━━ Records shown ━━

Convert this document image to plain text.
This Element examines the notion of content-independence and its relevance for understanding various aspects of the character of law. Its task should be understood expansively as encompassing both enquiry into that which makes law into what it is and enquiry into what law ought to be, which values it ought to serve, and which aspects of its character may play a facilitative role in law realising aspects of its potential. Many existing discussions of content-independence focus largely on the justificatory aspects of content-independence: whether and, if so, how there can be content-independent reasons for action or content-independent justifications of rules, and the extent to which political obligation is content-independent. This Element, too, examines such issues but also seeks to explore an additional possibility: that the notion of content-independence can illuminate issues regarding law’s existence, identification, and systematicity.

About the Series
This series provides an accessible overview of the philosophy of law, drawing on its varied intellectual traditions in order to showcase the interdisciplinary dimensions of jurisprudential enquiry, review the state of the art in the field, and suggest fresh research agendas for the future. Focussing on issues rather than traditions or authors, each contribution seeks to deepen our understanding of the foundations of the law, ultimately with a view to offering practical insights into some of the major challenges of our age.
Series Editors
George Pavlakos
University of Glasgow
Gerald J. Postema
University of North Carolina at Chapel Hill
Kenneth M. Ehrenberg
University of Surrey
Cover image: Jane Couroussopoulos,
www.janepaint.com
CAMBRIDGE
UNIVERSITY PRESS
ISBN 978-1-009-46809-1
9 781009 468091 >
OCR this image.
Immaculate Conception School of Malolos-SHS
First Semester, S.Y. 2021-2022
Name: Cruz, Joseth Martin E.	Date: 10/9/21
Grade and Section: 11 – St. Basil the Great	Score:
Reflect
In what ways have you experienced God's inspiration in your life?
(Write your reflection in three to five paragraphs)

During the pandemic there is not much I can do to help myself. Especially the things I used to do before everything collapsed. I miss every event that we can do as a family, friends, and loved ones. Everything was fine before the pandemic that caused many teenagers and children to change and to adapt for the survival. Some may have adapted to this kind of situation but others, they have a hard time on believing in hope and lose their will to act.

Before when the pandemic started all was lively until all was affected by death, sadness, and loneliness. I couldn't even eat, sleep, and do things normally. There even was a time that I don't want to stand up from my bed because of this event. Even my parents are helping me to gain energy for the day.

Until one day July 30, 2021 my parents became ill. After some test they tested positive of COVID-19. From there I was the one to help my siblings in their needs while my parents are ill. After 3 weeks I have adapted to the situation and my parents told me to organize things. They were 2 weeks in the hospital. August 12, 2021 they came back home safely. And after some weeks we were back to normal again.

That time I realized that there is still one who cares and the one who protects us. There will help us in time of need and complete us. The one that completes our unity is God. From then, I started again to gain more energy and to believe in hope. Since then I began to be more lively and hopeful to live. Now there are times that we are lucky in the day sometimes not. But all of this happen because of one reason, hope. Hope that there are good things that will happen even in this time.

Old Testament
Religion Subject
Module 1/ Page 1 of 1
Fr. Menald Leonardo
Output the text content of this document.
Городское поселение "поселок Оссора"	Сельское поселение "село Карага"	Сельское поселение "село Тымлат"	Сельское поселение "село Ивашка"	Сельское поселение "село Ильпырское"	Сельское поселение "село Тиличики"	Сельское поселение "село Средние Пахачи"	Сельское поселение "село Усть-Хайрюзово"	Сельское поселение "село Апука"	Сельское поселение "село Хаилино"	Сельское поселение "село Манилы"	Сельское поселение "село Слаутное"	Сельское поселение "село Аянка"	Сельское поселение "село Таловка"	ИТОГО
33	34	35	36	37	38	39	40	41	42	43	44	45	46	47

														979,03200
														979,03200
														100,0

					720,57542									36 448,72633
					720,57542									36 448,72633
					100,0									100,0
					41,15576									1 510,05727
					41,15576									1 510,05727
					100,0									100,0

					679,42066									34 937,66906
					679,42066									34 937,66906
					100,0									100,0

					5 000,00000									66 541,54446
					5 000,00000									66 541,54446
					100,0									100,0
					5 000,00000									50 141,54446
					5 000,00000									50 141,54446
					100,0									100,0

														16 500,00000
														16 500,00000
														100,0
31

━━━

[Task prompt]: Provide an exact reproduction of all the entries shown above.

[Solved problem]:
Convert this document image to plain text.
This Element examines the notion of content-independence and its relevance for understanding various aspects of the character of law. Its task should be understood expansively as encompassing both enquiry into that which makes law into what it is and enquiry into what law ought to be, which values it ought to serve, and which aspects of its character may play a facilitative role in law realising aspects of its potential. Many existing discussions of content-independence focus largely on the justificatory aspects of content-independence: whether and, if so, how there can be content-independent reasons for action or content-independent justifications of rules, and the extent to which political obligation is content-independent. This Element, too, examines such issues but also seeks to explore an additional possibility: that the notion of content-independence can illuminate issues regarding law’s existence, identification, and systematicity.

About the Series
This series provides an accessible overview of the philosophy of law, drawing on its varied intellectual traditions in order to showcase the interdisciplinary dimensions of jurisprudential enquiry, review the state of the art in the field, and suggest fresh research agendas for the future. Focussing on issues rather than traditions or authors, each contribution seeks to deepen our understanding of the foundations of the law, ultimately with a view to offering practical insights into some of the major challenges of our age.
Series Editors
George Pavlakos
University of Glasgow
Gerald J. Postema
University of North Carolina at Chapel Hill
Kenneth M. Ehrenberg
University of Surrey
Cover image: Jane Couroussopoulos,
www.janepaint.com
CAMBRIDGE
UNIVERSITY PRESS
ISBN 978-1-009-46809-1
9 781009 468091 >
OCR this image.
Immaculate Conception School of Malolos-SHS
First Semester, S.Y. 2021-2022
Name: Cruz, Joseth Martin E.	Date: 10/9/21
Grade and Section: 11 – St. Basil the Great	Score:
Reflect
In what ways have you experienced God's inspiration in your life?
(Write your reflection in three to five paragraphs)

During the pandemic there is not much I can do to help myself. Especially the things I used to do before everything collapsed. I miss every event that we can do as a family, friends, and loved ones. Everything was fine before the pandemic that caused many teenagers and children to change and to adapt for the survival. Some may have adapted to this kind of situation but others, they have a hard time on believing in hope and lose their will to act.

Before when the pandemic started all was lively until all was affected by death, sadness, and loneliness. I couldn't even eat, sleep, and do things normally. There even was a time that I don't want to stand up from my bed because of this event. Even my parents are helping me to gain energy for the day.

Until one day July 30, 2021 my parents became ill. After some test they tested positive of COVID-19. From there I was the one to help my siblings in their needs while my parents are ill. After 3 weeks I have adapted to the situation and my parents told me to organize things. They were 2 weeks in the hospital. August 12, 2021 they came back home safely. And after some weeks we were back to normal again.

That time I realized that there is still one who cares and the one who protects us. There will help us in time of need and complete us. The one that completes our unity is God. From then, I started again to gain more energy and to believe in hope. Since then I began to be more lively and hopeful to live. Now there are times that we are lucky in the day sometimes not. But all of this happen because of one reason, hope. Hope that there are good things that will happen even in this time.

Old Testament
Religion Subject
Module 1/ Page 1 of 1
Fr. Menald Leonardo
Output the text content of this document.
Городское поселение "поселок Оссора"	Сельское поселение "село Карага"	Сельское поселение "село Тымлат"	Сельское поселение "село Ивашка"	Сельское поселение "село Ильпырское"	Сельское поселение "село Тиличики"	Сельское поселение "село Средние Пахачи"	Сельское поселение "село Усть-Хайрюзово"	Сельское поселение "село Апука"	Сельское поселение "село Хаилино"	Сельское поселение "село Манилы"	Сельское поселение "село Слаутное"	Сельское поселение "село Аянка"	Сельское поселение "село Таловка"	ИТОГО
33	34	35	36	37	38	39	40	41	42	43	44	45	46	47

														979,03200
														979,03200
														100,0

					720,57542									36 448,72633
					720,57542									36 448,72633
					100,0									100,0
					41,15576									1 510,05727
					41,15576									1 510,05727
					100,0									100,0

					679,42066									34 937,66906
					679,42066									34 937,66906
					100,0									100,0

					5 000,00000									66 541,54446
					5 000,00000									66 541,54446
					100,0									100,0
					5 000,00000									50 141,54446
					5 000,00000									50 141,54446
					100,0									100,0

														16 500,00000
														16 500,00000
														100,0
31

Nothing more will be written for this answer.